[Dataset items]
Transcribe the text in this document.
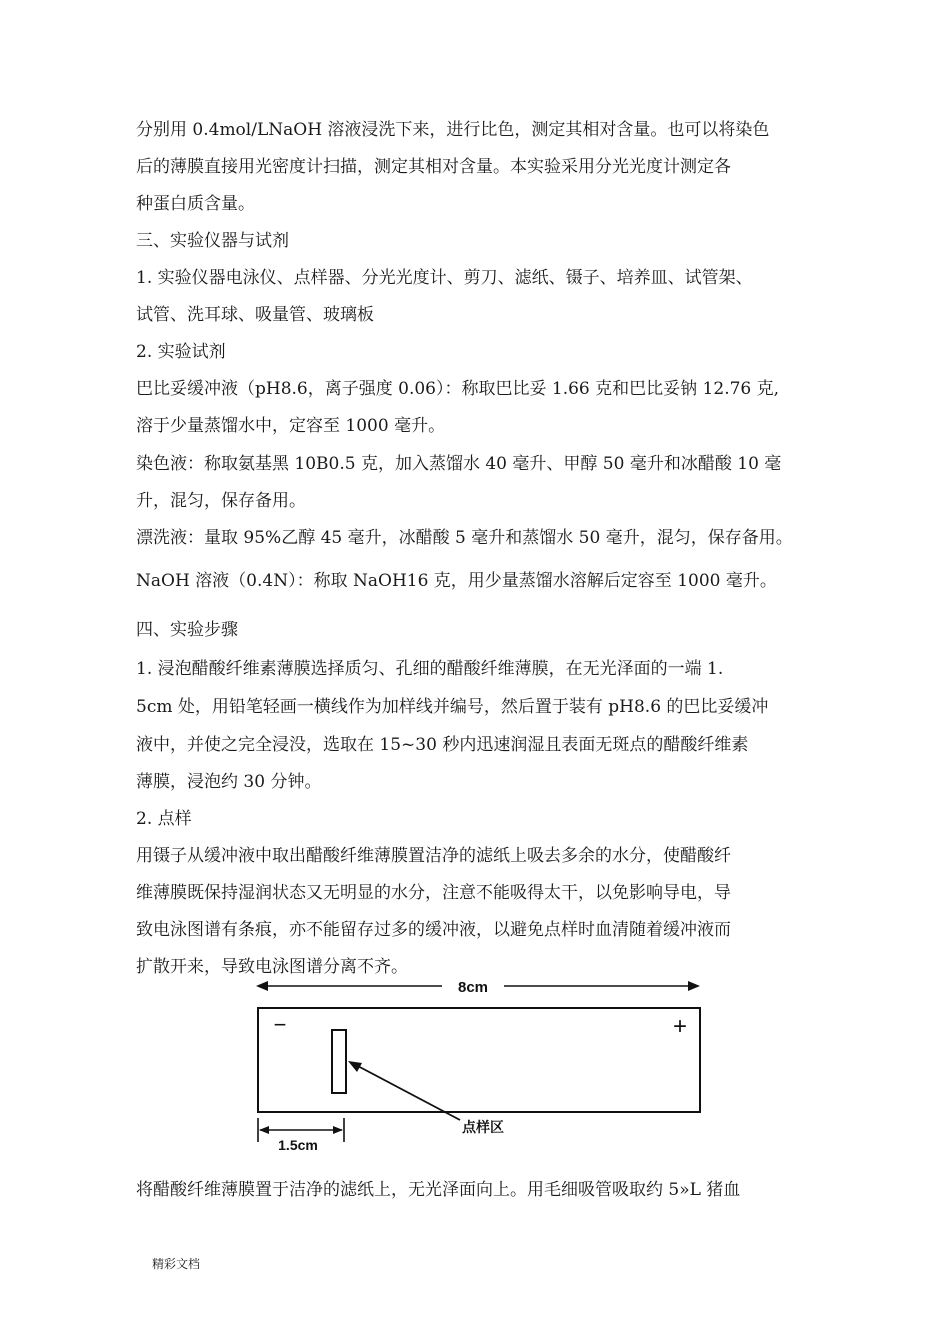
分别用 0.4mol/LNaOH 溶液浸洗下来，进行比色，测定其相对含量。也可以将染色
后的薄膜直接用光密度计扫描，测定其相对含量。本实验采用分光光度计测定各
种蛋白质含量。
三、实验仪器与试剂
1. 实验仪器电泳仪、点样器、分光光度计、剪刀、滤纸、镊子、培养皿、试管架、
试管、洗耳球、吸量管、玻璃板
2. 实验试剂
巴比妥缓冲液（pH8.6，离子强度 0.06）：称取巴比妥 1.66 克和巴比妥钠 12.76 克,
溶于少量蒸馏水中，定容至 1000 毫升。
染色液：称取氨基黑 10B0.5 克，加入蒸馏水 40 毫升、甲醇 50 毫升和冰醋酸 10 毫
升，混匀，保存备用。
漂洗液：量取 95%乙醇 45 毫升，冰醋酸 5 毫升和蒸馏水 50 毫升，混匀，保存备用。
NaOH 溶液（0.4N）：称取 NaOH16 克，用少量蒸馏水溶解后定容至 1000 毫升。
四、实验步骤
1. 浸泡醋酸纤维素薄膜选择质匀、孔细的醋酸纤维薄膜，在无光泽面的一端 1.
5cm 处，用铅笔轻画一横线作为加样线并编号，然后置于装有 pH8.6 的巴比妥缓冲
液中，并使之完全浸没，选取在 15~30 秒内迅速润湿且表面无斑点的醋酸纤维素
薄膜，浸泡约 30 分钟。
2. 点样
用镊子从缓冲液中取出醋酸纤维薄膜置洁净的滤纸上吸去多余的水分，使醋酸纤
维薄膜既保持湿润状态又无明显的水分，注意不能吸得太干，以免影响导电，导
致电泳图谱有条痕，亦不能留存过多的缓冲液，以避免点样时血清随着缓冲液而
扩散开来，导致电泳图谱分离不齐。
将醋酸纤维薄膜置于洁净的滤纸上，无光泽面向上。用毛细吸管吸取约 5»L 猪血
8cm
−	+
点样区
1.5cm
精彩文档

— Stated task —
Copy each line of the records precisely and drop any images they hold.

— Answer for this exercise —
Transcribe the text in this document.
分别用 0.4mol/LNaOH 溶液浸洗下来，进行比色，测定其相对含量。也可以将染色
后的薄膜直接用光密度计扫描，测定其相对含量。本实验采用分光光度计测定各
种蛋白质含量。
三、实验仪器与试剂
1. 实验仪器电泳仪、点样器、分光光度计、剪刀、滤纸、镊子、培养皿、试管架、
试管、洗耳球、吸量管、玻璃板
2. 实验试剂
巴比妥缓冲液（pH8.6，离子强度 0.06）：称取巴比妥 1.66 克和巴比妥钠 12.76 克,
溶于少量蒸馏水中，定容至 1000 毫升。
染色液：称取氨基黑 10B0.5 克，加入蒸馏水 40 毫升、甲醇 50 毫升和冰醋酸 10 毫
升，混匀，保存备用。
漂洗液：量取 95%乙醇 45 毫升，冰醋酸 5 毫升和蒸馏水 50 毫升，混匀，保存备用。
NaOH 溶液（0.4N）：称取 NaOH16 克，用少量蒸馏水溶解后定容至 1000 毫升。
四、实验步骤
1. 浸泡醋酸纤维素薄膜选择质匀、孔细的醋酸纤维薄膜，在无光泽面的一端 1.
5cm 处，用铅笔轻画一横线作为加样线并编号，然后置于装有 pH8.6 的巴比妥缓冲
液中，并使之完全浸没，选取在 15~30 秒内迅速润湿且表面无斑点的醋酸纤维素
薄膜，浸泡约 30 分钟。
2. 点样
用镊子从缓冲液中取出醋酸纤维薄膜置洁净的滤纸上吸去多余的水分，使醋酸纤
维薄膜既保持湿润状态又无明显的水分，注意不能吸得太干，以免影响导电，导
致电泳图谱有条痕，亦不能留存过多的缓冲液，以避免点样时血清随着缓冲液而
扩散开来，导致电泳图谱分离不齐。
将醋酸纤维薄膜置于洁净的滤纸上，无光泽面向上。用毛细吸管吸取约 5»L 猪血
8cm
−	+
点样区
1.5cm
精彩文档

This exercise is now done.